> Your goal:
Write out the listing below in full and exactly, leaving out every picture.

● ● ● ●

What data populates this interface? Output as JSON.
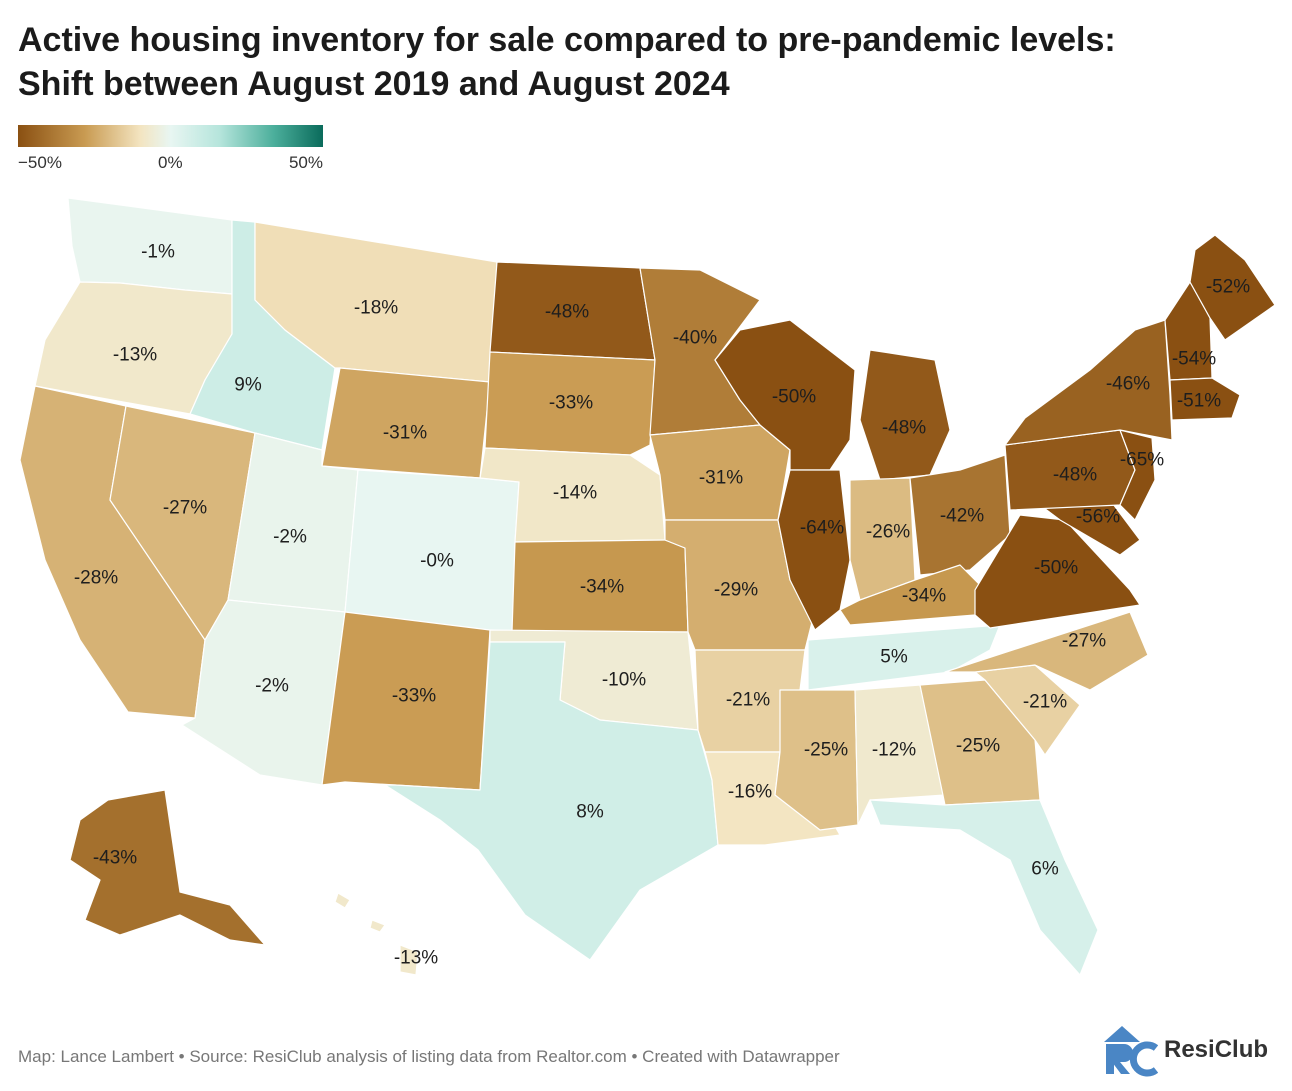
{
  "title": {
    "line1": "Active housing inventory for sale compared to pre-pandemic levels:",
    "line2": "Shift between August 2019 and August 2024"
  },
  "legend": {
    "min_label": "−50%",
    "mid_label": "0%",
    "max_label": "50%",
    "colors": [
      "#8a5012",
      "#c99b52",
      "#f3e4c0",
      "#e8f6f2",
      "#b6e5dc",
      "#4bae9b",
      "#0a6b5b"
    ]
  },
  "chart_data": {
    "type": "choropleth",
    "value_unit": "percent change",
    "color_domain": [
      -50,
      50
    ],
    "regions": [
      {
        "state": "Washington",
        "value": -1,
        "label": "-1%"
      },
      {
        "state": "Oregon",
        "value": -13,
        "label": "-13%"
      },
      {
        "state": "California",
        "value": -28,
        "label": "-28%"
      },
      {
        "state": "Nevada",
        "value": -27,
        "label": "-27%"
      },
      {
        "state": "Idaho",
        "value": 9,
        "label": "9%"
      },
      {
        "state": "Montana",
        "value": -18,
        "label": "-18%"
      },
      {
        "state": "Wyoming",
        "value": -31,
        "label": "-31%"
      },
      {
        "state": "Utah",
        "value": -2,
        "label": "-2%"
      },
      {
        "state": "Arizona",
        "value": -2,
        "label": "-2%"
      },
      {
        "state": "Colorado",
        "value": 0,
        "label": "-0%"
      },
      {
        "state": "New Mexico",
        "value": -33,
        "label": "-33%"
      },
      {
        "state": "North Dakota",
        "value": -48,
        "label": "-48%"
      },
      {
        "state": "South Dakota",
        "value": -33,
        "label": "-33%"
      },
      {
        "state": "Nebraska",
        "value": -14,
        "label": "-14%"
      },
      {
        "state": "Kansas",
        "value": -34,
        "label": "-34%"
      },
      {
        "state": "Oklahoma",
        "value": -10,
        "label": "-10%"
      },
      {
        "state": "Texas",
        "value": 8,
        "label": "8%"
      },
      {
        "state": "Minnesota",
        "value": -40,
        "label": "-40%"
      },
      {
        "state": "Iowa",
        "value": -31,
        "label": "-31%"
      },
      {
        "state": "Missouri",
        "value": -29,
        "label": "-29%"
      },
      {
        "state": "Arkansas",
        "value": -21,
        "label": "-21%"
      },
      {
        "state": "Louisiana",
        "value": -16,
        "label": "-16%"
      },
      {
        "state": "Wisconsin",
        "value": -50,
        "label": "-50%"
      },
      {
        "state": "Illinois",
        "value": -64,
        "label": "-64%"
      },
      {
        "state": "Michigan",
        "value": -48,
        "label": "-48%"
      },
      {
        "state": "Indiana",
        "value": -26,
        "label": "-26%"
      },
      {
        "state": "Ohio",
        "value": -42,
        "label": "-42%"
      },
      {
        "state": "Kentucky",
        "value": -34,
        "label": "-34%"
      },
      {
        "state": "Tennessee",
        "value": 5,
        "label": "5%"
      },
      {
        "state": "Mississippi",
        "value": -25,
        "label": "-25%"
      },
      {
        "state": "Alabama",
        "value": -12,
        "label": "-12%"
      },
      {
        "state": "Georgia",
        "value": -25,
        "label": "-25%"
      },
      {
        "state": "Florida",
        "value": 6,
        "label": "6%"
      },
      {
        "state": "South Carolina",
        "value": -21,
        "label": "-21%"
      },
      {
        "state": "North Carolina",
        "value": -27,
        "label": "-27%"
      },
      {
        "state": "Virginia",
        "value": -50,
        "label": "-50%"
      },
      {
        "state": "Maryland",
        "value": -56,
        "label": "-56%"
      },
      {
        "state": "Pennsylvania",
        "value": -48,
        "label": "-48%"
      },
      {
        "state": "New Jersey",
        "value": -65,
        "label": "-65%"
      },
      {
        "state": "New York",
        "value": -46,
        "label": "-46%"
      },
      {
        "state": "Vermont / New Hampshire",
        "value": -54,
        "label": "-54%"
      },
      {
        "state": "Massachusetts",
        "value": -51,
        "label": "-51%"
      },
      {
        "state": "Maine",
        "value": -52,
        "label": "-52%"
      },
      {
        "state": "Alaska",
        "value": -43,
        "label": "-43%"
      },
      {
        "state": "Hawaii",
        "value": -13,
        "label": "-13%"
      }
    ]
  },
  "footer": {
    "credit": "Map: Lance Lambert • Source: ResiClub analysis of listing data from Realtor.com • Created with Datawrapper"
  },
  "logo": {
    "text": "ResiClub",
    "color": "#4a86c5"
  }
}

● ● ● ●

> Completed exercise:
What data populates this interface? Output as JSON.
{
  "title": {
    "line1": "Active housing inventory for sale compared to pre-pandemic levels:",
    "line2": "Shift between August 2019 and August 2024"
  },
  "legend": {
    "min_label": "−50%",
    "mid_label": "0%",
    "max_label": "50%",
    "colors": [
      "#8a5012",
      "#c99b52",
      "#f3e4c0",
      "#e8f6f2",
      "#b6e5dc",
      "#4bae9b",
      "#0a6b5b"
    ]
  },
  "chart_data": {
    "type": "choropleth",
    "value_unit": "percent change",
    "color_domain": [
      -50,
      50
    ],
    "regions": [
      {
        "state": "Washington",
        "value": -1,
        "label": "-1%"
      },
      {
        "state": "Oregon",
        "value": -13,
        "label": "-13%"
      },
      {
        "state": "California",
        "value": -28,
        "label": "-28%"
      },
      {
        "state": "Nevada",
        "value": -27,
        "label": "-27%"
      },
      {
        "state": "Idaho",
        "value": 9,
        "label": "9%"
      },
      {
        "state": "Montana",
        "value": -18,
        "label": "-18%"
      },
      {
        "state": "Wyoming",
        "value": -31,
        "label": "-31%"
      },
      {
        "state": "Utah",
        "value": -2,
        "label": "-2%"
      },
      {
        "state": "Arizona",
        "value": -2,
        "label": "-2%"
      },
      {
        "state": "Colorado",
        "value": 0,
        "label": "-0%"
      },
      {
        "state": "New Mexico",
        "value": -33,
        "label": "-33%"
      },
      {
        "state": "North Dakota",
        "value": -48,
        "label": "-48%"
      },
      {
        "state": "South Dakota",
        "value": -33,
        "label": "-33%"
      },
      {
        "state": "Nebraska",
        "value": -14,
        "label": "-14%"
      },
      {
        "state": "Kansas",
        "value": -34,
        "label": "-34%"
      },
      {
        "state": "Oklahoma",
        "value": -10,
        "label": "-10%"
      },
      {
        "state": "Texas",
        "value": 8,
        "label": "8%"
      },
      {
        "state": "Minnesota",
        "value": -40,
        "label": "-40%"
      },
      {
        "state": "Iowa",
        "value": -31,
        "label": "-31%"
      },
      {
        "state": "Missouri",
        "value": -29,
        "label": "-29%"
      },
      {
        "state": "Arkansas",
        "value": -21,
        "label": "-21%"
      },
      {
        "state": "Louisiana",
        "value": -16,
        "label": "-16%"
      },
      {
        "state": "Wisconsin",
        "value": -50,
        "label": "-50%"
      },
      {
        "state": "Illinois",
        "value": -64,
        "label": "-64%"
      },
      {
        "state": "Michigan",
        "value": -48,
        "label": "-48%"
      },
      {
        "state": "Indiana",
        "value": -26,
        "label": "-26%"
      },
      {
        "state": "Ohio",
        "value": -42,
        "label": "-42%"
      },
      {
        "state": "Kentucky",
        "value": -34,
        "label": "-34%"
      },
      {
        "state": "Tennessee",
        "value": 5,
        "label": "5%"
      },
      {
        "state": "Mississippi",
        "value": -25,
        "label": "-25%"
      },
      {
        "state": "Alabama",
        "value": -12,
        "label": "-12%"
      },
      {
        "state": "Georgia",
        "value": -25,
        "label": "-25%"
      },
      {
        "state": "Florida",
        "value": 6,
        "label": "6%"
      },
      {
        "state": "South Carolina",
        "value": -21,
        "label": "-21%"
      },
      {
        "state": "North Carolina",
        "value": -27,
        "label": "-27%"
      },
      {
        "state": "Virginia",
        "value": -50,
        "label": "-50%"
      },
      {
        "state": "Maryland",
        "value": -56,
        "label": "-56%"
      },
      {
        "state": "Pennsylvania",
        "value": -48,
        "label": "-48%"
      },
      {
        "state": "New Jersey",
        "value": -65,
        "label": "-65%"
      },
      {
        "state": "New York",
        "value": -46,
        "label": "-46%"
      },
      {
        "state": "Vermont / New Hampshire",
        "value": -54,
        "label": "-54%"
      },
      {
        "state": "Massachusetts",
        "value": -51,
        "label": "-51%"
      },
      {
        "state": "Maine",
        "value": -52,
        "label": "-52%"
      },
      {
        "state": "Alaska",
        "value": -43,
        "label": "-43%"
      },
      {
        "state": "Hawaii",
        "value": -13,
        "label": "-13%"
      }
    ]
  },
  "footer": {
    "credit": "Map: Lance Lambert • Source: ResiClub analysis of listing data from Realtor.com • Created with Datawrapper"
  },
  "logo": {
    "text": "ResiClub",
    "color": "#4a86c5"
  }
}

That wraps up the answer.